TASK TO COMPLETE:
State the number of lines in the material below that have "JAWA" in them, without any other text.
==== SUPPLIED RECORDS ====
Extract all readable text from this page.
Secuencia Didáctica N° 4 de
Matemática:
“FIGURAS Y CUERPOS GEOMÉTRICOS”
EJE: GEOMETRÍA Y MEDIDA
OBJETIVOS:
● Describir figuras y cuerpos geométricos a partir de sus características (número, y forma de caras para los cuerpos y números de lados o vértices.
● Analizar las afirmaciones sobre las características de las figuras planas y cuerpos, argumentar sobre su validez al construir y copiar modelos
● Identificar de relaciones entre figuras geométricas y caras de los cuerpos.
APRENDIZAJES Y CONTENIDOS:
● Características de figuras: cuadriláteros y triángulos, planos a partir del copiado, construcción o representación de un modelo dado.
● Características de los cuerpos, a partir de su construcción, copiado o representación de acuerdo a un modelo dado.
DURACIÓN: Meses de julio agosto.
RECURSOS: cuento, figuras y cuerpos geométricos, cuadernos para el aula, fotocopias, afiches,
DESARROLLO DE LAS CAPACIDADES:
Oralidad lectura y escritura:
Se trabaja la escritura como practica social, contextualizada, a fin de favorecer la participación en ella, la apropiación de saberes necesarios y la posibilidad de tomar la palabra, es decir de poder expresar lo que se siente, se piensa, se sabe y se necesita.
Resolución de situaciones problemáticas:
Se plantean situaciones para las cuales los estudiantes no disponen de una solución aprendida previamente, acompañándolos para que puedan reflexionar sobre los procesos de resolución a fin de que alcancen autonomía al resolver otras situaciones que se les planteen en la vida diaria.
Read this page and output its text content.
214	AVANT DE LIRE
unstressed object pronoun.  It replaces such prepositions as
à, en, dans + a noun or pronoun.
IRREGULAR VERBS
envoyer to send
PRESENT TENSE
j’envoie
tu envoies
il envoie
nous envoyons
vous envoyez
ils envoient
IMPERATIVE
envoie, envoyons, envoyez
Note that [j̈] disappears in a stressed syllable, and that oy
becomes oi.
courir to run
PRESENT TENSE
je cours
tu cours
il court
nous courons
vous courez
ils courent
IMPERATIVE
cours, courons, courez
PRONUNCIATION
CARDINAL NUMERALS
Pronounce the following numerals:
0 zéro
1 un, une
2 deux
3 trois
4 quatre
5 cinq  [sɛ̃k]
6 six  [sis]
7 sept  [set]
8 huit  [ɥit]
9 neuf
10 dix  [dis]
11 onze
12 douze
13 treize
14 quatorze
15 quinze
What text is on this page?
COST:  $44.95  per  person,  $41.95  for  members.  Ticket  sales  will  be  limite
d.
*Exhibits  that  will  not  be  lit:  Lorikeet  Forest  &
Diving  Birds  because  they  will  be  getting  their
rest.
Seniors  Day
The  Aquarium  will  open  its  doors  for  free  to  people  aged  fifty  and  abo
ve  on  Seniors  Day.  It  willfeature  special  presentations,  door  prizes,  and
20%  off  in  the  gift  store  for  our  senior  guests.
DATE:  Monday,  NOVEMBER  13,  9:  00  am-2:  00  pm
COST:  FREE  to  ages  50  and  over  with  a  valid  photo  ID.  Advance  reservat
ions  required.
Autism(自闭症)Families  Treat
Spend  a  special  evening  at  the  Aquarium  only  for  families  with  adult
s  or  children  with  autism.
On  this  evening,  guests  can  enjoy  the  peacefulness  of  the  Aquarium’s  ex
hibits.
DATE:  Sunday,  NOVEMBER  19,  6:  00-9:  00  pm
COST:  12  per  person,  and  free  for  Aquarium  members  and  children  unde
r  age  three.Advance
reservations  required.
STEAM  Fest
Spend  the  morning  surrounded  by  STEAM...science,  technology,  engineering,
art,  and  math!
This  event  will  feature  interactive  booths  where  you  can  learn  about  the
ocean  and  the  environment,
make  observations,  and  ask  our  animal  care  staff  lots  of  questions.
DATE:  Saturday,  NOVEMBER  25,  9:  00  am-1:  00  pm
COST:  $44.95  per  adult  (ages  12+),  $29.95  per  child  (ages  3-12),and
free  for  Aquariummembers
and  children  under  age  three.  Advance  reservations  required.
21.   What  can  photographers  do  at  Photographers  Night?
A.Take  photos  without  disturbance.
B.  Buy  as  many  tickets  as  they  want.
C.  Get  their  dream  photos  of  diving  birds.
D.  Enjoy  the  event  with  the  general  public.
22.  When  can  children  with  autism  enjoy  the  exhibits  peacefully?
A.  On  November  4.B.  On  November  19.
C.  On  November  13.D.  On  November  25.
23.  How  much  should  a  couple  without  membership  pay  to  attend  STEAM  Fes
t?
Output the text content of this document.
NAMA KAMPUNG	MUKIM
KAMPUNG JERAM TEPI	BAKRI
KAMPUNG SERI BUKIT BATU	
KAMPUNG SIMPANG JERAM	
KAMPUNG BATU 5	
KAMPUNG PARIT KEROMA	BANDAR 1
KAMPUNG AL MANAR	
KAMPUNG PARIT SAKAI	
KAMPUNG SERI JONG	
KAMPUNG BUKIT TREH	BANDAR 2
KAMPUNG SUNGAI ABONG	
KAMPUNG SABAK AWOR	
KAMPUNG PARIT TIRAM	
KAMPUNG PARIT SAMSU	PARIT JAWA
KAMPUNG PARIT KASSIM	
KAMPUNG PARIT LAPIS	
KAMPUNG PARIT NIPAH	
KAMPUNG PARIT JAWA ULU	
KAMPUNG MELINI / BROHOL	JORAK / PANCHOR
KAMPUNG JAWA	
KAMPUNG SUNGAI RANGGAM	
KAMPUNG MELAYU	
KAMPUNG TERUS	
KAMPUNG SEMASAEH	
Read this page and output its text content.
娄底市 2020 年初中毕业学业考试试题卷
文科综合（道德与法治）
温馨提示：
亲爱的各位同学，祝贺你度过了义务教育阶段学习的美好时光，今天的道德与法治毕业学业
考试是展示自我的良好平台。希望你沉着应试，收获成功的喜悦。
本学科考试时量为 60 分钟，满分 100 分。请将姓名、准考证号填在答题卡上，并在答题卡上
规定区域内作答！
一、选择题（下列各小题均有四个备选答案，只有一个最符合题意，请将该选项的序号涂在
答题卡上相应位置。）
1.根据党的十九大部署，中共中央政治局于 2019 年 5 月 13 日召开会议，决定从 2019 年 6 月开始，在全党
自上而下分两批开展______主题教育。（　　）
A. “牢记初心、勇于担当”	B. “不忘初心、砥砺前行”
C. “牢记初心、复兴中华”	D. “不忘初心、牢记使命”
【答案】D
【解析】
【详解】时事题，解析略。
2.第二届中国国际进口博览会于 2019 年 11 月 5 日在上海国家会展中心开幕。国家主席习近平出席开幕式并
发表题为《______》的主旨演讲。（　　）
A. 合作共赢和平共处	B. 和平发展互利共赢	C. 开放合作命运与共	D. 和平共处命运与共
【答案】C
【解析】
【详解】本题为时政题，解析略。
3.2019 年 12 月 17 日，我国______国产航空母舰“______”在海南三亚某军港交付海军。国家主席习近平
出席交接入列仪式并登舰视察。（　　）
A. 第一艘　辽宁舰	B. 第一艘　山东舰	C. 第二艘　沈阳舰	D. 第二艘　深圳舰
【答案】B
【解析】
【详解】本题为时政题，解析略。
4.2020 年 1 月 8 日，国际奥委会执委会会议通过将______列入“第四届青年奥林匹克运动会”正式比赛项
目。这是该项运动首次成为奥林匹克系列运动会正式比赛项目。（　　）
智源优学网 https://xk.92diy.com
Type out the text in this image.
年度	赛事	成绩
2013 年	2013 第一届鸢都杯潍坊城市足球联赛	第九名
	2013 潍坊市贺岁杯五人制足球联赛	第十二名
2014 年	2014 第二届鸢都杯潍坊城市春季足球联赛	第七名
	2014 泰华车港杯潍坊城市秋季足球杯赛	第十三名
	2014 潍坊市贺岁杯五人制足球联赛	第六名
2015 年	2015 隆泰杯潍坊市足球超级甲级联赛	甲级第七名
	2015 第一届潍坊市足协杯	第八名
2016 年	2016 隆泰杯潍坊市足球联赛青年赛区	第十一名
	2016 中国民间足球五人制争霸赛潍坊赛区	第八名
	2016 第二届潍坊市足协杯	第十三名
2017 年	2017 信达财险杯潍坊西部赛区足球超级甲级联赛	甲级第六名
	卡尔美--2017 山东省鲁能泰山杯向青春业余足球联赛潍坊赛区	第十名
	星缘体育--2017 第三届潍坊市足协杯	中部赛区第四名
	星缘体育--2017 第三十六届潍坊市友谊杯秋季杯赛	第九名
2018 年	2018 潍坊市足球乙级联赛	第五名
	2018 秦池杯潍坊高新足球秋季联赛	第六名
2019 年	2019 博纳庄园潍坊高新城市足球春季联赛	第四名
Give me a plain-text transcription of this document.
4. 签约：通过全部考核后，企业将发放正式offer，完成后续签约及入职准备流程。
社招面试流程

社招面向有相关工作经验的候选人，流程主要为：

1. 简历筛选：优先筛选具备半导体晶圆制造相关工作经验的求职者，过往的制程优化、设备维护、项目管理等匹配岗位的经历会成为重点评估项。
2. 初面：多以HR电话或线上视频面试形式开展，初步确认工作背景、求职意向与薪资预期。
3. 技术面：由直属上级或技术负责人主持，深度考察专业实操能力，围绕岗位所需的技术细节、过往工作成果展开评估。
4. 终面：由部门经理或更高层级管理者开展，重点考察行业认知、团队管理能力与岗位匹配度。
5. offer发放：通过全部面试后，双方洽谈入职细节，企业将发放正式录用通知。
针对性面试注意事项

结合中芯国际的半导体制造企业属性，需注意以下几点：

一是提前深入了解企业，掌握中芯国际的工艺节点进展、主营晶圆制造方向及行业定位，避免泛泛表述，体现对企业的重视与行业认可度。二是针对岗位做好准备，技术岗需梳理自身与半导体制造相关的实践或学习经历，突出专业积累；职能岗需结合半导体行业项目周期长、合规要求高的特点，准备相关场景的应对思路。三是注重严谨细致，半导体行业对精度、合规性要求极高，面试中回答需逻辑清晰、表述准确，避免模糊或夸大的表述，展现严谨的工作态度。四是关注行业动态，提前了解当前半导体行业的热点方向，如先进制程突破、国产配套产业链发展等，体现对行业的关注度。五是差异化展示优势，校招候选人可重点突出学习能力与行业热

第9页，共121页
====
RESULT:
3